--- Information supplied ---
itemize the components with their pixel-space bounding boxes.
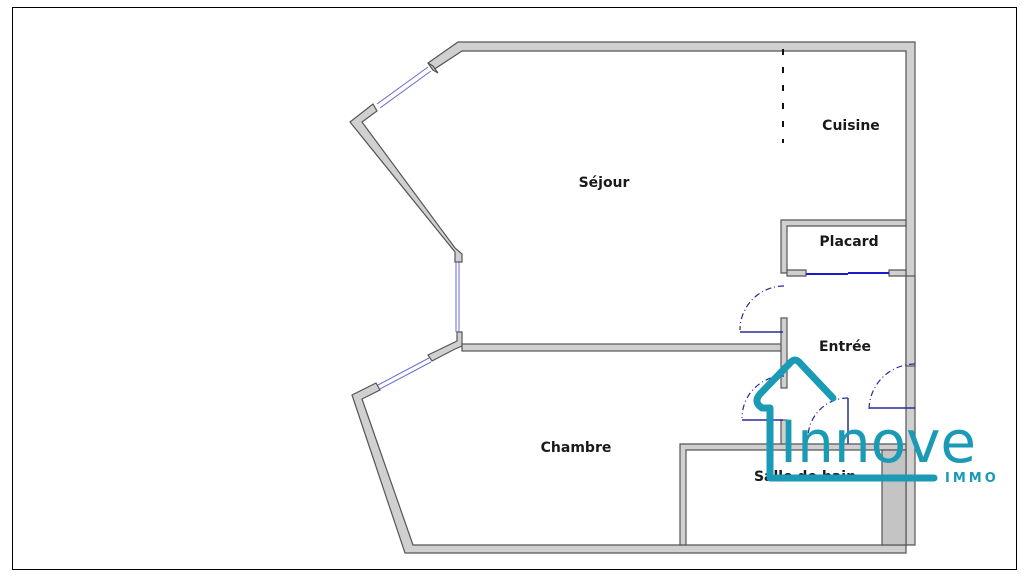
door-sejour[interactable] [739, 285, 785, 333]
room-label-chambre: Chambre [541, 440, 612, 456]
house-outline-icon [753, 356, 938, 482]
exterior-walls [349, 41, 916, 554]
door-entree[interactable] [868, 363, 916, 411]
placard-sliding-door[interactable] [806, 272, 889, 275]
innove-immo-logo: Innove IMMO [753, 356, 999, 486]
logo-name: Innove [780, 408, 976, 476]
room-label-placard: Placard [819, 234, 878, 250]
door-salle-de-bain[interactable] [807, 397, 849, 444]
room-label-entree: Entrée [819, 339, 871, 355]
room-label-sejour: Séjour [579, 175, 630, 191]
door-chambre[interactable] [741, 375, 785, 421]
windows [376, 66, 460, 390]
logo-sub: IMMO [945, 471, 999, 486]
room-label-cuisine: Cuisine [822, 118, 880, 134]
plan-frame [12, 7, 1017, 570]
interior-walls [461, 219, 916, 546]
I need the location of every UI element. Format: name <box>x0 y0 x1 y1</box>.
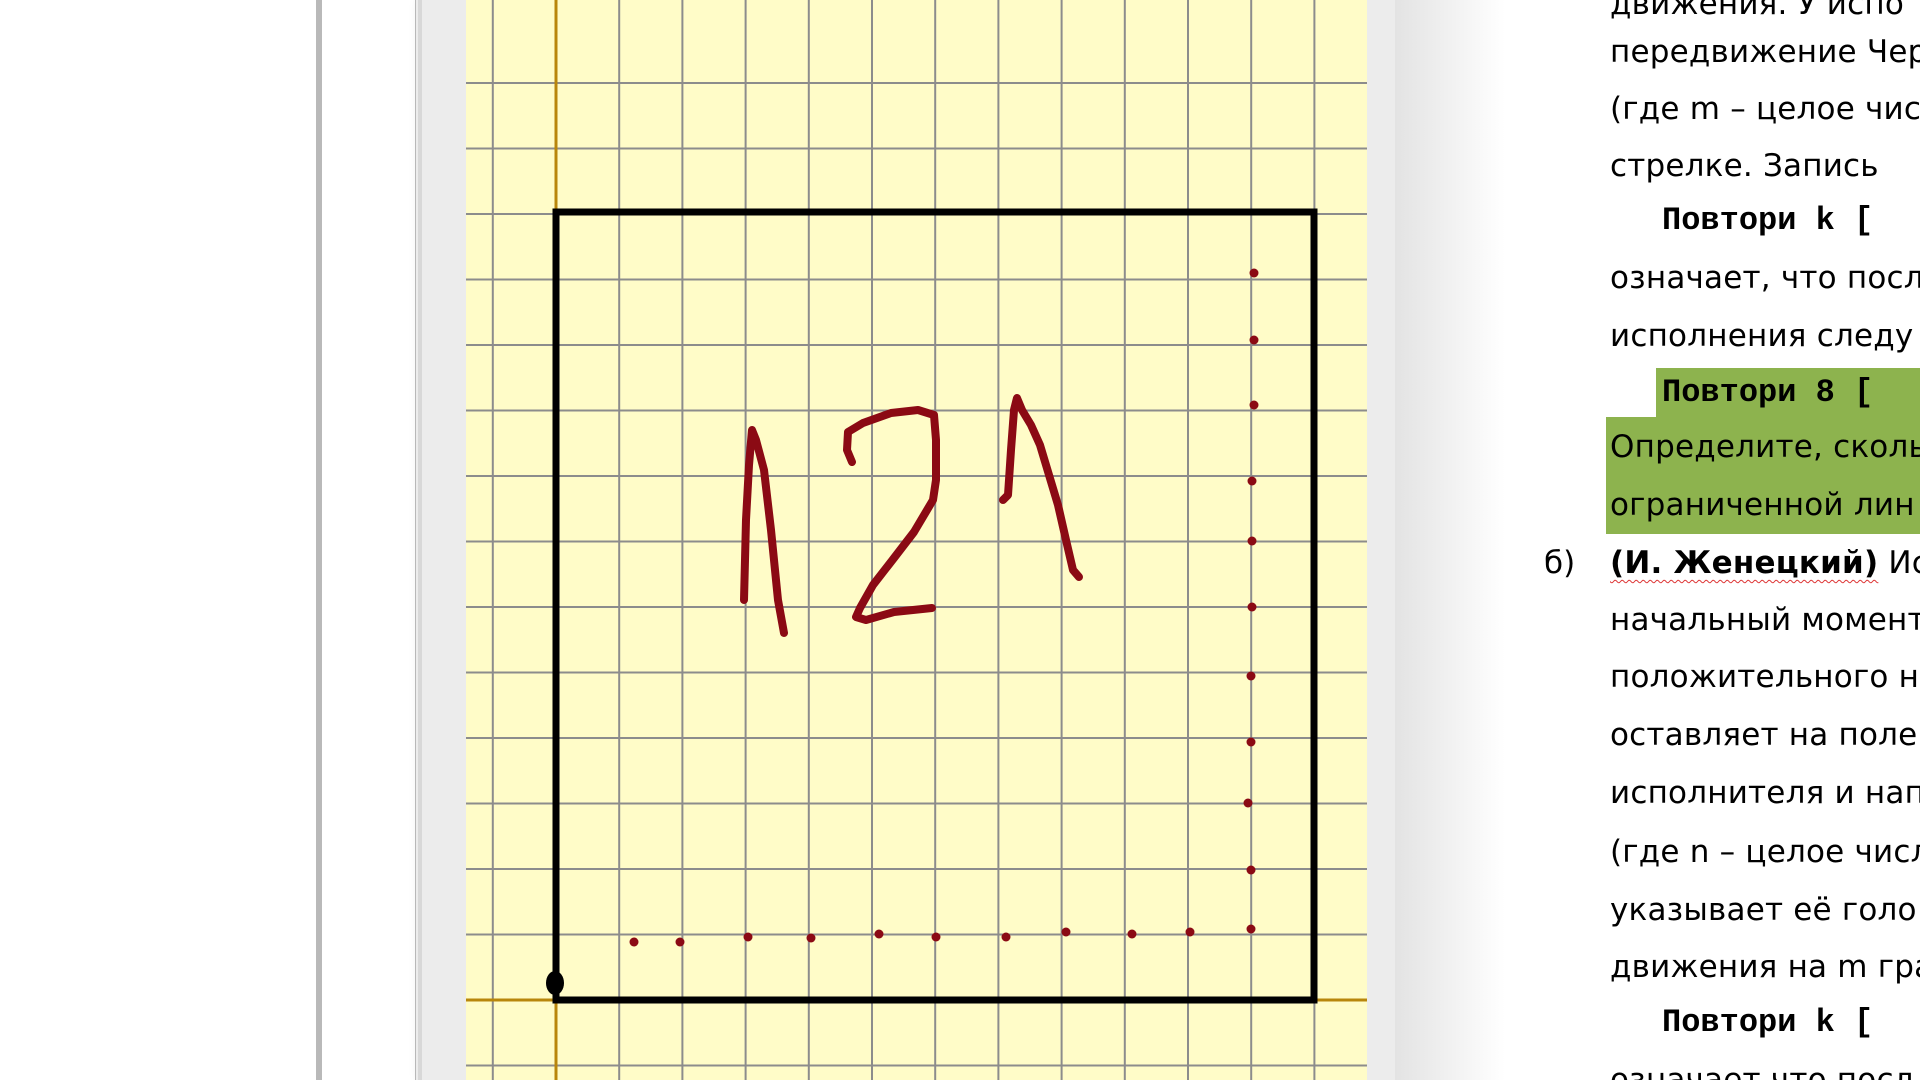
guide-dot <box>1249 268 1259 278</box>
turtle-start-point <box>546 971 564 995</box>
field-background <box>466 0 1367 1080</box>
guide-dot <box>1246 737 1256 747</box>
guide-dot <box>1249 335 1259 345</box>
turtle-path-square <box>552 208 1318 1004</box>
guide-dot <box>931 932 941 942</box>
guide-dot <box>874 929 884 939</box>
doc-line: положительного н <box>1610 659 1920 695</box>
guide-dot <box>743 932 753 942</box>
doc-line: указывает её голо <box>1610 892 1917 928</box>
doc-line: (где m – целое чис <box>1610 91 1920 127</box>
guide-dot <box>629 937 639 947</box>
guide-dot <box>1243 798 1253 808</box>
guide-dot <box>675 937 685 947</box>
digit-1-left <box>740 426 788 637</box>
guide-dot <box>1247 536 1257 546</box>
left-page-rule <box>316 0 322 1080</box>
highlight-block-1 <box>1656 368 1920 417</box>
guide-dot <box>1061 927 1071 937</box>
highlight-block-2 <box>1606 417 1920 534</box>
doc-line-highlighted: ограниченной лин <box>1610 487 1915 523</box>
guide-dot <box>1246 924 1256 934</box>
code-line: Повтори k [ <box>1662 1004 1874 1041</box>
dotted-guides <box>629 268 1259 947</box>
digit-2 <box>843 406 940 624</box>
handwritten-121 <box>740 394 1083 637</box>
doc-line: передвижение Чер <box>1610 34 1920 70</box>
doc-line: означает, что посл <box>1610 260 1920 296</box>
digit-1-right <box>999 394 1083 581</box>
item-heading-line: (И. Женецкий) Исп <box>1610 545 1920 581</box>
doc-line: оставляет на поле <box>1610 717 1918 753</box>
doc-line: исполнителя и нап <box>1610 775 1920 811</box>
guide-dot <box>1246 865 1256 875</box>
code-line: Повтори k [ <box>1662 202 1874 239</box>
left-gap <box>322 0 415 1080</box>
guide-dot <box>1247 476 1257 486</box>
item-number: б) <box>1544 545 1576 581</box>
guide-dot <box>1127 929 1137 939</box>
guide-dot <box>1001 932 1011 942</box>
author-name: (И. Женецкий) <box>1610 545 1879 581</box>
window-inner-edge <box>418 0 422 1080</box>
code-line-highlighted: Повтори 8 [ <box>1662 374 1874 411</box>
left-page-margin <box>0 0 316 1080</box>
doc-line: означает что посл <box>1610 1062 1914 1080</box>
guide-dot <box>1185 927 1195 937</box>
doc-line: движения на m гра <box>1610 949 1920 985</box>
doc-line-highlighted: Определите, сколь <box>1610 429 1920 465</box>
guide-dot <box>1249 400 1259 410</box>
doc-line: стрелке. Запись <box>1610 148 1879 184</box>
document-page: движения. У испо передвижение Чер (где m… <box>1500 0 1920 1080</box>
guide-dot <box>1246 671 1256 681</box>
doc-line: движения. У испо <box>1610 0 1904 22</box>
page-shadow <box>1395 0 1505 1080</box>
turtle-field[interactable] <box>466 0 1367 1080</box>
doc-line: (где n – целое числ <box>1610 834 1920 870</box>
doc-line: исполнения следу <box>1610 318 1914 354</box>
item-text: Исп <box>1888 545 1920 581</box>
guide-dot <box>806 933 816 943</box>
doc-line: начальный момент <box>1610 602 1920 638</box>
guide-dot <box>1247 602 1257 612</box>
---
Description of the task:
Copy every one of the entries above verbatim, leaving out the pictures.

Reply to the exercise:
itemize the components with their pixel-space bounding boxes.
door-sejour[interactable] [739, 285, 785, 333]
room-label-chambre: Chambre [541, 440, 612, 456]
house-outline-icon [753, 356, 938, 482]
exterior-walls [349, 41, 916, 554]
door-entree[interactable] [868, 363, 916, 411]
placard-sliding-door[interactable] [806, 272, 889, 275]
innove-immo-logo: Innove IMMO [753, 356, 999, 486]
logo-name: Innove [780, 408, 976, 476]
room-label-placard: Placard [819, 234, 878, 250]
door-salle-de-bain[interactable] [807, 397, 849, 444]
room-label-entree: Entrée [819, 339, 871, 355]
room-label-sejour: Séjour [579, 175, 630, 191]
door-chambre[interactable] [741, 375, 785, 421]
windows [376, 66, 460, 390]
logo-sub: IMMO [945, 471, 999, 486]
room-label-cuisine: Cuisine [822, 118, 880, 134]
plan-frame [12, 7, 1017, 570]
interior-walls [461, 219, 916, 546]
I need the location of every UI element. Format: name <box>x0 y0 x1 y1</box>.
guide-dot <box>1249 268 1259 278</box>
turtle-start-point <box>546 971 564 995</box>
field-background <box>466 0 1367 1080</box>
guide-dot <box>1246 737 1256 747</box>
guide-dot <box>1249 335 1259 345</box>
turtle-path-square <box>552 208 1318 1004</box>
guide-dot <box>931 932 941 942</box>
guide-dot <box>874 929 884 939</box>
doc-line: положительного н <box>1610 659 1920 695</box>
guide-dot <box>743 932 753 942</box>
doc-line: указывает её голо <box>1610 892 1917 928</box>
doc-line: (где m – целое чис <box>1610 91 1920 127</box>
guide-dot <box>629 937 639 947</box>
guide-dot <box>1243 798 1253 808</box>
guide-dot <box>675 937 685 947</box>
digit-1-left <box>740 426 788 637</box>
guide-dot <box>1247 536 1257 546</box>
left-page-rule <box>316 0 322 1080</box>
highlight-block-1 <box>1656 368 1920 417</box>
guide-dot <box>1061 927 1071 937</box>
highlight-block-2 <box>1606 417 1920 534</box>
doc-line-highlighted: ограниченной лин <box>1610 487 1915 523</box>
guide-dot <box>1246 924 1256 934</box>
code-line: Повтори k [ <box>1662 1004 1874 1041</box>
dotted-guides <box>629 268 1259 947</box>
digit-2 <box>843 406 940 624</box>
handwritten-121 <box>740 394 1083 637</box>
doc-line: передвижение Чер <box>1610 34 1920 70</box>
doc-line: означает, что посл <box>1610 260 1920 296</box>
digit-1-right <box>999 394 1083 581</box>
item-heading-line: (И. Женецкий) Исп <box>1610 545 1920 581</box>
doc-line: оставляет на поле <box>1610 717 1918 753</box>
doc-line: исполнителя и нап <box>1610 775 1920 811</box>
guide-dot <box>1246 865 1256 875</box>
code-line: Повтори k [ <box>1662 202 1874 239</box>
left-gap <box>322 0 415 1080</box>
guide-dot <box>1247 476 1257 486</box>
item-number: б) <box>1544 545 1576 581</box>
guide-dot <box>1127 929 1137 939</box>
guide-dot <box>1001 932 1011 942</box>
author-name: (И. Женецкий) <box>1610 545 1879 581</box>
window-inner-edge <box>418 0 422 1080</box>
code-line-highlighted: Повтори 8 [ <box>1662 374 1874 411</box>
left-page-margin <box>0 0 316 1080</box>
doc-line: означает что посл <box>1610 1062 1914 1080</box>
guide-dot <box>1185 927 1195 937</box>
doc-line: движения на m гра <box>1610 949 1920 985</box>
doc-line-highlighted: Определите, сколь <box>1610 429 1920 465</box>
guide-dot <box>1249 400 1259 410</box>
doc-line: стрелке. Запись <box>1610 148 1879 184</box>
document-page: движения. У испо передвижение Чер (где m… <box>1500 0 1920 1080</box>
guide-dot <box>1246 671 1256 681</box>
doc-line: движения. У испо <box>1610 0 1904 22</box>
page-shadow <box>1395 0 1505 1080</box>
turtle-field[interactable] <box>466 0 1367 1080</box>
doc-line: (где n – целое числ <box>1610 834 1920 870</box>
doc-line: исполнения следу <box>1610 318 1914 354</box>
item-text: Исп <box>1888 545 1920 581</box>
guide-dot <box>806 933 816 943</box>
doc-line: начальный момент <box>1610 602 1920 638</box>
guide-dot <box>1247 602 1257 612</box>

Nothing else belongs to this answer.